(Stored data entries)
□ □ □ □

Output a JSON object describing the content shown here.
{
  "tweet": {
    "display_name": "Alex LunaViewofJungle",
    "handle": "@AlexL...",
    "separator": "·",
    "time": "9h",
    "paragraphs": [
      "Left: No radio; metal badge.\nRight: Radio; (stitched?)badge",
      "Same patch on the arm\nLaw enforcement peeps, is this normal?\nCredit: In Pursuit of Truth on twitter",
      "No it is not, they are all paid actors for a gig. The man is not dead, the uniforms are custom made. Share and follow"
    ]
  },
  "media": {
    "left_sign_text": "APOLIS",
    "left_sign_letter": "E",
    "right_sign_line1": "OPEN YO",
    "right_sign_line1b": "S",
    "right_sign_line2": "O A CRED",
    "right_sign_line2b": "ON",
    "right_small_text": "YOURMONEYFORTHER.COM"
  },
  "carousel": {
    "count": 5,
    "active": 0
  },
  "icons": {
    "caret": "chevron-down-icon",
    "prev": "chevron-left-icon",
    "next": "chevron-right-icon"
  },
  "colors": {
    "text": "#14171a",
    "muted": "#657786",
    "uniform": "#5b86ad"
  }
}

□ □ □ □

Stated exercise - Filter the entries down to the lines containing "chevron". Copy each of those lines.

Response -
    "caret": "chevron-down-icon",
    "prev": "chevron-left-icon",
    "next": "chevron-right-icon"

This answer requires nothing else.